- DESCRIPTION OF THE TASK -
Transcribe the material below exactly as it appears.
* * * * * * * * *
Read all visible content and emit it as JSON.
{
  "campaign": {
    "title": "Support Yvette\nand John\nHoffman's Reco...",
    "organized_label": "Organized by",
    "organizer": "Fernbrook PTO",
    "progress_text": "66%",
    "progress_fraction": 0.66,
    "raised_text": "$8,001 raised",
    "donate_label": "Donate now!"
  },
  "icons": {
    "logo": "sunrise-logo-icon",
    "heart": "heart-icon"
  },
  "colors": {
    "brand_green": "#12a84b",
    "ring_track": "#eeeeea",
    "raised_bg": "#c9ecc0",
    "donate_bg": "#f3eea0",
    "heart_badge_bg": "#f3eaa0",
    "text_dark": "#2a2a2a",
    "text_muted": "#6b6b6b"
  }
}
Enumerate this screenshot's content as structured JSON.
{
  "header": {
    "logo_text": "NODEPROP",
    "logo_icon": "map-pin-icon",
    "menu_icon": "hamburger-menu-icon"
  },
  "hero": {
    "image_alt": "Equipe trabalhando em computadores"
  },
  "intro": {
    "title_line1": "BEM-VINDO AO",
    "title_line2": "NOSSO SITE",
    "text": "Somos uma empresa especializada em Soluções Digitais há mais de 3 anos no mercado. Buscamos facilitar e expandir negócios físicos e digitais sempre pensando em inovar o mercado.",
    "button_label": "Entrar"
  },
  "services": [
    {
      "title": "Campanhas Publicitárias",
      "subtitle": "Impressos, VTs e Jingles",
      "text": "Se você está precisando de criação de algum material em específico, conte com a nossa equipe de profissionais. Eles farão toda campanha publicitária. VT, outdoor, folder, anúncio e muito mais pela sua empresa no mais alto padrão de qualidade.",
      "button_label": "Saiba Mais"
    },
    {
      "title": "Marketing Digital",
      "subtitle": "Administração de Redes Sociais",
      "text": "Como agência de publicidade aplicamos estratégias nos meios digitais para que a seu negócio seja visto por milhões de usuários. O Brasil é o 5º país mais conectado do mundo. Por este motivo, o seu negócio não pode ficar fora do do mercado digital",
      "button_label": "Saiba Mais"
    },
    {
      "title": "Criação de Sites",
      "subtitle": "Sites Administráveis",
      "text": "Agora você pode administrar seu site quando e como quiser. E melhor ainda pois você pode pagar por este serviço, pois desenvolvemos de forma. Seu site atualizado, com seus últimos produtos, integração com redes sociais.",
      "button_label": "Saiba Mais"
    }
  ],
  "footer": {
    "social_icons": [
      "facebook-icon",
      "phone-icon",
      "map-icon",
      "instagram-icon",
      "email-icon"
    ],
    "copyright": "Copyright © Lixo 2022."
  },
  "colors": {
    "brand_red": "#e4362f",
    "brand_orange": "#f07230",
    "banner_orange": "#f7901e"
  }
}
* * * * * * * * *
- SOLUTION TO THE PROBLEM -
Read all visible content and emit it as JSON.
{
  "campaign": {
    "title": "Support Yvette\nand John\nHoffman's Reco...",
    "organized_label": "Organized by",
    "organizer": "Fernbrook PTO",
    "progress_text": "66%",
    "progress_fraction": 0.66,
    "raised_text": "$8,001 raised",
    "donate_label": "Donate now!"
  },
  "icons": {
    "logo": "sunrise-logo-icon",
    "heart": "heart-icon"
  },
  "colors": {
    "brand_green": "#12a84b",
    "ring_track": "#eeeeea",
    "raised_bg": "#c9ecc0",
    "donate_bg": "#f3eea0",
    "heart_badge_bg": "#f3eaa0",
    "text_dark": "#2a2a2a",
    "text_muted": "#6b6b6b"
  }
}
Enumerate this screenshot's content as structured JSON.
{
  "header": {
    "logo_text": "NODEPROP",
    "logo_icon": "map-pin-icon",
    "menu_icon": "hamburger-menu-icon"
  },
  "hero": {
    "image_alt": "Equipe trabalhando em computadores"
  },
  "intro": {
    "title_line1": "BEM-VINDO AO",
    "title_line2": "NOSSO SITE",
    "text": "Somos uma empresa especializada em Soluções Digitais há mais de 3 anos no mercado. Buscamos facilitar e expandir negócios físicos e digitais sempre pensando em inovar o mercado.",
    "button_label": "Entrar"
  },
  "services": [
    {
      "title": "Campanhas Publicitárias",
      "subtitle": "Impressos, VTs e Jingles",
      "text": "Se você está precisando de criação de algum material em específico, conte com a nossa equipe de profissionais. Eles farão toda campanha publicitária. VT, outdoor, folder, anúncio e muito mais pela sua empresa no mais alto padrão de qualidade.",
      "button_label": "Saiba Mais"
    },
    {
      "title": "Marketing Digital",
      "subtitle": "Administração de Redes Sociais",
      "text": "Como agência de publicidade aplicamos estratégias nos meios digitais para que a seu negócio seja visto por milhões de usuários. O Brasil é o 5º país mais conectado do mundo. Por este motivo, o seu negócio não pode ficar fora do do mercado digital",
      "button_label": "Saiba Mais"
    },
    {
      "title": "Criação de Sites",
      "subtitle": "Sites Administráveis",
      "text": "Agora você pode administrar seu site quando e como quiser. E melhor ainda pois você pode pagar por este serviço, pois desenvolvemos de forma. Seu site atualizado, com seus últimos produtos, integração com redes sociais.",
      "button_label": "Saiba Mais"
    }
  ],
  "footer": {
    "social_icons": [
      "facebook-icon",
      "phone-icon",
      "map-icon",
      "instagram-icon",
      "email-icon"
    ],
    "copyright": "Copyright © Lixo 2022."
  },
  "colors": {
    "brand_red": "#e4362f",
    "brand_orange": "#f07230",
    "banner_orange": "#f7901e"
  }
}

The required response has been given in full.